Stored records
____
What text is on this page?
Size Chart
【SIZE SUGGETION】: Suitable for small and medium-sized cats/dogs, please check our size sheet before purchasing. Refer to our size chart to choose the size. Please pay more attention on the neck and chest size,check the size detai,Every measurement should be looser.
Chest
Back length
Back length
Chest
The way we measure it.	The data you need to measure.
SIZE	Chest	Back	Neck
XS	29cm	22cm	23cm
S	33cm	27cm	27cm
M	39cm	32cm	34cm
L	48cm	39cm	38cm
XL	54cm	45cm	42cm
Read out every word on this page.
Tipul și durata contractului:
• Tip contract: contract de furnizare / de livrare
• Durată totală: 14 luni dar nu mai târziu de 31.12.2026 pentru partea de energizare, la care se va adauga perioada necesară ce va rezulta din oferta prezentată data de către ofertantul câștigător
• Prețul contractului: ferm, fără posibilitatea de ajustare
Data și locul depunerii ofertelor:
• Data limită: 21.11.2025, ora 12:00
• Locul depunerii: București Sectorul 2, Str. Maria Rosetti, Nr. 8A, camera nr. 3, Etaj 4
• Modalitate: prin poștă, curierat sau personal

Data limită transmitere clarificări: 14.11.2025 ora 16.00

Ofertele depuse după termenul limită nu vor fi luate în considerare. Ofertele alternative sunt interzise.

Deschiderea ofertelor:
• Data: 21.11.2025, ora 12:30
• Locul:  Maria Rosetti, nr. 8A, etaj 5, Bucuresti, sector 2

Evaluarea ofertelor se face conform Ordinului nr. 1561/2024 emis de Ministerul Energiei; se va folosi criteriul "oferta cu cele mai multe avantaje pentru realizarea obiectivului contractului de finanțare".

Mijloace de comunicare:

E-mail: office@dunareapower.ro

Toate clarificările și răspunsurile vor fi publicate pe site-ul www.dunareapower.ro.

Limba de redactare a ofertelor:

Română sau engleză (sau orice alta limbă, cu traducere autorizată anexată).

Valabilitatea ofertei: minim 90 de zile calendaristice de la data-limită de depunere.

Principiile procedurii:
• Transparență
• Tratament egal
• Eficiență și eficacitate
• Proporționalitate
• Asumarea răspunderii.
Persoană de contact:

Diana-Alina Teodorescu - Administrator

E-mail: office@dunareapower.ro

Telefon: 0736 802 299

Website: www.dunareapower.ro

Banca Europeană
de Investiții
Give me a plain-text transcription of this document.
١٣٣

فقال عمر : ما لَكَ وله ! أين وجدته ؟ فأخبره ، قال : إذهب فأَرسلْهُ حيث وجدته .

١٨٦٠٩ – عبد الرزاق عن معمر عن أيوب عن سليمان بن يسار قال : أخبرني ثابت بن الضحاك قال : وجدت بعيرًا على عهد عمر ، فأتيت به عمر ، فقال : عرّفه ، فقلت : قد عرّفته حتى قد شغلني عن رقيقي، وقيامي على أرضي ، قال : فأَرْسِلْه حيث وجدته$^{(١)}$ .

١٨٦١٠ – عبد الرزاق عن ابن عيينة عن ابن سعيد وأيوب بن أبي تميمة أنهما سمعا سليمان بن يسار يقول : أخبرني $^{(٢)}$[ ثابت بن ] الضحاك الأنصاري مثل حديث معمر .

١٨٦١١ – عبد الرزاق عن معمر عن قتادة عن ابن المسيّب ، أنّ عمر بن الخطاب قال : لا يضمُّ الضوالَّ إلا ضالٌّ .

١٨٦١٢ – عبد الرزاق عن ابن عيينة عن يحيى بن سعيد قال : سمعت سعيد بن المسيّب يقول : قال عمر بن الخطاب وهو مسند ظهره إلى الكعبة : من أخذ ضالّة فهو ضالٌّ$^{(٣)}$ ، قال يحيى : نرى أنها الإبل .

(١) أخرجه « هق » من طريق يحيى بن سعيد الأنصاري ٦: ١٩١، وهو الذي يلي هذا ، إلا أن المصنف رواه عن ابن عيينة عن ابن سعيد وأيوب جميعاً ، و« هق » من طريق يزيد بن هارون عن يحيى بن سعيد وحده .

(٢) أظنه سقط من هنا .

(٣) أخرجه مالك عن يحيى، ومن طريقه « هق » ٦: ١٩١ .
____
From the material above, copy each line that includes the word "يسار".

## RESPONSE
١٨٦٠٩ – عبد الرزاق عن معمر عن أيوب عن سليمان بن يسار قال : أخبرني ثابت بن الضحاك قال : وجدت بعيرًا على عهد عمر ، فأتيت به عمر ، فقال : عرّفه ، فقلت : قد عرّفته حتى قد شغلني عن رقيقي، وقيامي على أرضي ، قال : فأَرْسِلْه حيث وجدته$^{(١)}$ .
١٨٦١٠ – عبد الرزاق عن ابن عيينة عن ابن سعيد وأيوب بن أبي تميمة أنهما سمعا سليمان بن يسار يقول : أخبرني $^{(٢)}$[ ثابت بن ] الضحاك الأنصاري مثل حديث معمر .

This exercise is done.